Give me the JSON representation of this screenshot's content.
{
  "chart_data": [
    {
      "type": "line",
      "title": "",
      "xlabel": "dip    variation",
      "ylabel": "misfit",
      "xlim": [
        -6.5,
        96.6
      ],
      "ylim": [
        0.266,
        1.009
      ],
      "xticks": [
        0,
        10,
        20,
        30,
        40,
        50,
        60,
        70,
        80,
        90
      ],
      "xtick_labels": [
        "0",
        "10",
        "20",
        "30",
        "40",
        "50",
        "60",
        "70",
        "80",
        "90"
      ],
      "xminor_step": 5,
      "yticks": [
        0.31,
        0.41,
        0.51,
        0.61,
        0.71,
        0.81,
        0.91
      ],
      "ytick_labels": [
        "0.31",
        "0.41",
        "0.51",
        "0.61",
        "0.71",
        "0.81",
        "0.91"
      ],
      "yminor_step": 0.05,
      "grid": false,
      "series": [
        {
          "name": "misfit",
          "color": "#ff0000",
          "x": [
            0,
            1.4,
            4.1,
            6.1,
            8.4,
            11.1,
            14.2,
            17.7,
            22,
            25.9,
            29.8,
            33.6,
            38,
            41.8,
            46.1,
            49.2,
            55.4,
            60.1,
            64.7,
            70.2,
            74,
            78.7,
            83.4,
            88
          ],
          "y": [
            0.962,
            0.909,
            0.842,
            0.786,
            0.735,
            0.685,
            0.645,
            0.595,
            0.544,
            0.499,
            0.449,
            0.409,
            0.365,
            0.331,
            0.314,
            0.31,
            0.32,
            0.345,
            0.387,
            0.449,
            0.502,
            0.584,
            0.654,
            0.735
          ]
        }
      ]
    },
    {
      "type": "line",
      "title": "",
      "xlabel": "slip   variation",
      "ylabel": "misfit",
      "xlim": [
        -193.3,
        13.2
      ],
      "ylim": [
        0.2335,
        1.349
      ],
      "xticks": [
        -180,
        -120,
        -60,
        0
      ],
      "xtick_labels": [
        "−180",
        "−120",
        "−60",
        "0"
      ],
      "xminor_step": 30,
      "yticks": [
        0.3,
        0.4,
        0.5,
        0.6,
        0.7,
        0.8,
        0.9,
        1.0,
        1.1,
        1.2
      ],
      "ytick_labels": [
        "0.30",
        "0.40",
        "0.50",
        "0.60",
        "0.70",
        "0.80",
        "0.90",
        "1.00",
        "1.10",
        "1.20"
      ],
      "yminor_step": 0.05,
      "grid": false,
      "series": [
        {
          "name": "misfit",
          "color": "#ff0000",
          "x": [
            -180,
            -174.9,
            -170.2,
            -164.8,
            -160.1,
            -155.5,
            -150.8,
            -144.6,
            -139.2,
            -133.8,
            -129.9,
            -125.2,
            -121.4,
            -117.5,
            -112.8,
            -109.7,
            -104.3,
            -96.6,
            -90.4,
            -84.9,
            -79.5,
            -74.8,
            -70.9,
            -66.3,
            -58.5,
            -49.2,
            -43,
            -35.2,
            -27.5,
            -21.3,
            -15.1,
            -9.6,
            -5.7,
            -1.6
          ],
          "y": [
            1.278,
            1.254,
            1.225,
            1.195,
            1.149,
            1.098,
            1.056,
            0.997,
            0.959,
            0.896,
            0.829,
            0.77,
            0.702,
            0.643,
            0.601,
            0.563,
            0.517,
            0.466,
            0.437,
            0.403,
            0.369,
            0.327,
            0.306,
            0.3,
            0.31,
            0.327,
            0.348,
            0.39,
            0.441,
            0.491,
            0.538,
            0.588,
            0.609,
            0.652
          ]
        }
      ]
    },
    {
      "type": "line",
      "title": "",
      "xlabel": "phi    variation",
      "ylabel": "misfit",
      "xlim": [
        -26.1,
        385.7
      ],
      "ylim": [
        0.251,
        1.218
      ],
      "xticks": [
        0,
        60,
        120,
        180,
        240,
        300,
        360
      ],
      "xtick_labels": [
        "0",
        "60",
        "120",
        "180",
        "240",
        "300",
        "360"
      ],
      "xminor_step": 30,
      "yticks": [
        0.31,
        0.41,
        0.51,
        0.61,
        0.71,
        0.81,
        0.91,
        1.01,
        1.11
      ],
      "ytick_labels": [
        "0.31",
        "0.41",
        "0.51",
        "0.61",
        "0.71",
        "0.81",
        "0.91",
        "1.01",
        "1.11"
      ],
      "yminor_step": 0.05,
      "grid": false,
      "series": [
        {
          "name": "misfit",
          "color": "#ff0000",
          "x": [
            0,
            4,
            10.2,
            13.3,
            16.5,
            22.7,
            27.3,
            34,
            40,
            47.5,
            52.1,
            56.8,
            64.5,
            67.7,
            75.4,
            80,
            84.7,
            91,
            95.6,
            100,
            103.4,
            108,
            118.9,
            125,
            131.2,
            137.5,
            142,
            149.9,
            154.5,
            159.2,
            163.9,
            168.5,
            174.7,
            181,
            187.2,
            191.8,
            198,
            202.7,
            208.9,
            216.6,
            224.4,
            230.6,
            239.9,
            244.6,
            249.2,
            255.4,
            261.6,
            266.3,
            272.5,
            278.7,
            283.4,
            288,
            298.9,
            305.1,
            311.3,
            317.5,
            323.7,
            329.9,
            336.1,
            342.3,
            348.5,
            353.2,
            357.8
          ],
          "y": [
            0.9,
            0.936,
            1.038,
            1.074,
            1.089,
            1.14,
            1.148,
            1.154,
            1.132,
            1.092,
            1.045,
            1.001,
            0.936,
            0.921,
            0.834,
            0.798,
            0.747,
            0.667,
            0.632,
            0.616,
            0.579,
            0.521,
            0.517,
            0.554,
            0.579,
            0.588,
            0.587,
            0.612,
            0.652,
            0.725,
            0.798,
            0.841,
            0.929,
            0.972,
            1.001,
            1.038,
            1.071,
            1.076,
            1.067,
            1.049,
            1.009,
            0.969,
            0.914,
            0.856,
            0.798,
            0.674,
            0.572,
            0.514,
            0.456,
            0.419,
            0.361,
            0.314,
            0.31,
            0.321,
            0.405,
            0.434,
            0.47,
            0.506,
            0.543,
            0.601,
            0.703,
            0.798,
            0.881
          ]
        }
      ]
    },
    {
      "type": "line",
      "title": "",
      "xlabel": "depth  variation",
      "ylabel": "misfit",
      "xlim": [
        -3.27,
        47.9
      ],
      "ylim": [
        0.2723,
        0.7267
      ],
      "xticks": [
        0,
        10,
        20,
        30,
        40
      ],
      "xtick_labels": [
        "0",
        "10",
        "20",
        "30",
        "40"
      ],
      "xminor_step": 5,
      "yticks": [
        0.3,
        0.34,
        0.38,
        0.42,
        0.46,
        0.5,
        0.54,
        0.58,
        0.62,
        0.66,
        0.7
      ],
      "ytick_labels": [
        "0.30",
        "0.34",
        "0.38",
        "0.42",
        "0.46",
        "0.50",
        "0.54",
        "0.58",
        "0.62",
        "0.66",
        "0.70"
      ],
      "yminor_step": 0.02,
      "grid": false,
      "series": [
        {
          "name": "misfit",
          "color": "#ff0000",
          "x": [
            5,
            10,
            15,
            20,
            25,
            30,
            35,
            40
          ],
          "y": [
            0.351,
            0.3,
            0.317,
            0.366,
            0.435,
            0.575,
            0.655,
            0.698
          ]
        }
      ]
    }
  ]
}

──────────

REQUIREMENT: Reproduce each record shown above without altering a single word.

THE REPLY:
Give me the JSON representation of this screenshot's content.
{
  "chart_data": [
    {
      "type": "line",
      "title": "",
      "xlabel": "dip    variation",
      "ylabel": "misfit",
      "xlim": [
        -6.5,
        96.6
      ],
      "ylim": [
        0.266,
        1.009
      ],
      "xticks": [
        0,
        10,
        20,
        30,
        40,
        50,
        60,
        70,
        80,
        90
      ],
      "xtick_labels": [
        "0",
        "10",
        "20",
        "30",
        "40",
        "50",
        "60",
        "70",
        "80",
        "90"
      ],
      "xminor_step": 5,
      "yticks": [
        0.31,
        0.41,
        0.51,
        0.61,
        0.71,
        0.81,
        0.91
      ],
      "ytick_labels": [
        "0.31",
        "0.41",
        "0.51",
        "0.61",
        "0.71",
        "0.81",
        "0.91"
      ],
      "yminor_step": 0.05,
      "grid": false,
      "series": [
        {
          "name": "misfit",
          "color": "#ff0000",
          "x": [
            0,
            1.4,
            4.1,
            6.1,
            8.4,
            11.1,
            14.2,
            17.7,
            22,
            25.9,
            29.8,
            33.6,
            38,
            41.8,
            46.1,
            49.2,
            55.4,
            60.1,
            64.7,
            70.2,
            74,
            78.7,
            83.4,
            88
          ],
          "y": [
            0.962,
            0.909,
            0.842,
            0.786,
            0.735,
            0.685,
            0.645,
            0.595,
            0.544,
            0.499,
            0.449,
            0.409,
            0.365,
            0.331,
            0.314,
            0.31,
            0.32,
            0.345,
            0.387,
            0.449,
            0.502,
            0.584,
            0.654,
            0.735
          ]
        }
      ]
    },
    {
      "type": "line",
      "title": "",
      "xlabel": "slip   variation",
      "ylabel": "misfit",
      "xlim": [
        -193.3,
        13.2
      ],
      "ylim": [
        0.2335,
        1.349
      ],
      "xticks": [
        -180,
        -120,
        -60,
        0
      ],
      "xtick_labels": [
        "−180",
        "−120",
        "−60",
        "0"
      ],
      "xminor_step": 30,
      "yticks": [
        0.3,
        0.4,
        0.5,
        0.6,
        0.7,
        0.8,
        0.9,
        1.0,
        1.1,
        1.2
      ],
      "ytick_labels": [
        "0.30",
        "0.40",
        "0.50",
        "0.60",
        "0.70",
        "0.80",
        "0.90",
        "1.00",
        "1.10",
        "1.20"
      ],
      "yminor_step": 0.05,
      "grid": false,
      "series": [
        {
          "name": "misfit",
          "color": "#ff0000",
          "x": [
            -180,
            -174.9,
            -170.2,
            -164.8,
            -160.1,
            -155.5,
            -150.8,
            -144.6,
            -139.2,
            -133.8,
            -129.9,
            -125.2,
            -121.4,
            -117.5,
            -112.8,
            -109.7,
            -104.3,
            -96.6,
            -90.4,
            -84.9,
            -79.5,
            -74.8,
            -70.9,
            -66.3,
            -58.5,
            -49.2,
            -43,
            -35.2,
            -27.5,
            -21.3,
            -15.1,
            -9.6,
            -5.7,
            -1.6
          ],
          "y": [
            1.278,
            1.254,
            1.225,
            1.195,
            1.149,
            1.098,
            1.056,
            0.997,
            0.959,
            0.896,
            0.829,
            0.77,
            0.702,
            0.643,
            0.601,
            0.563,
            0.517,
            0.466,
            0.437,
            0.403,
            0.369,
            0.327,
            0.306,
            0.3,
            0.31,
            0.327,
            0.348,
            0.39,
            0.441,
            0.491,
            0.538,
            0.588,
            0.609,
            0.652
          ]
        }
      ]
    },
    {
      "type": "line",
      "title": "",
      "xlabel": "phi    variation",
      "ylabel": "misfit",
      "xlim": [
        -26.1,
        385.7
      ],
      "ylim": [
        0.251,
        1.218
      ],
      "xticks": [
        0,
        60,
        120,
        180,
        240,
        300,
        360
      ],
      "xtick_labels": [
        "0",
        "60",
        "120",
        "180",
        "240",
        "300",
        "360"
      ],
      "xminor_step": 30,
      "yticks": [
        0.31,
        0.41,
        0.51,
        0.61,
        0.71,
        0.81,
        0.91,
        1.01,
        1.11
      ],
      "ytick_labels": [
        "0.31",
        "0.41",
        "0.51",
        "0.61",
        "0.71",
        "0.81",
        "0.91",
        "1.01",
        "1.11"
      ],
      "yminor_step": 0.05,
      "grid": false,
      "series": [
        {
          "name": "misfit",
          "color": "#ff0000",
          "x": [
            0,
            4,
            10.2,
            13.3,
            16.5,
            22.7,
            27.3,
            34,
            40,
            47.5,
            52.1,
            56.8,
            64.5,
            67.7,
            75.4,
            80,
            84.7,
            91,
            95.6,
            100,
            103.4,
            108,
            118.9,
            125,
            131.2,
            137.5,
            142,
            149.9,
            154.5,
            159.2,
            163.9,
            168.5,
            174.7,
            181,
            187.2,
            191.8,
            198,
            202.7,
            208.9,
            216.6,
            224.4,
            230.6,
            239.9,
            244.6,
            249.2,
            255.4,
            261.6,
            266.3,
            272.5,
            278.7,
            283.4,
            288,
            298.9,
            305.1,
            311.3,
            317.5,
            323.7,
            329.9,
            336.1,
            342.3,
            348.5,
            353.2,
            357.8
          ],
          "y": [
            0.9,
            0.936,
            1.038,
            1.074,
            1.089,
            1.14,
            1.148,
            1.154,
            1.132,
            1.092,
            1.045,
            1.001,
            0.936,
            0.921,
            0.834,
            0.798,
            0.747,
            0.667,
            0.632,
            0.616,
            0.579,
            0.521,
            0.517,
            0.554,
            0.579,
            0.588,
            0.587,
            0.612,
            0.652,
            0.725,
            0.798,
            0.841,
            0.929,
            0.972,
            1.001,
            1.038,
            1.071,
            1.076,
            1.067,
            1.049,
            1.009,
            0.969,
            0.914,
            0.856,
            0.798,
            0.674,
            0.572,
            0.514,
            0.456,
            0.419,
            0.361,
            0.314,
            0.31,
            0.321,
            0.405,
            0.434,
            0.47,
            0.506,
            0.543,
            0.601,
            0.703,
            0.798,
            0.881
          ]
        }
      ]
    },
    {
      "type": "line",
      "title": "",
      "xlabel": "depth  variation",
      "ylabel": "misfit",
      "xlim": [
        -3.27,
        47.9
      ],
      "ylim": [
        0.2723,
        0.7267
      ],
      "xticks": [
        0,
        10,
        20,
        30,
        40
      ],
      "xtick_labels": [
        "0",
        "10",
        "20",
        "30",
        "40"
      ],
      "xminor_step": 5,
      "yticks": [
        0.3,
        0.34,
        0.38,
        0.42,
        0.46,
        0.5,
        0.54,
        0.58,
        0.62,
        0.66,
        0.7
      ],
      "ytick_labels": [
        "0.30",
        "0.34",
        "0.38",
        "0.42",
        "0.46",
        "0.50",
        "0.54",
        "0.58",
        "0.62",
        "0.66",
        "0.70"
      ],
      "yminor_step": 0.02,
      "grid": false,
      "series": [
        {
          "name": "misfit",
          "color": "#ff0000",
          "x": [
            5,
            10,
            15,
            20,
            25,
            30,
            35,
            40
          ],
          "y": [
            0.351,
            0.3,
            0.317,
            0.366,
            0.435,
            0.575,
            0.655,
            0.698
          ]
        }
      ]
    }
  ]
}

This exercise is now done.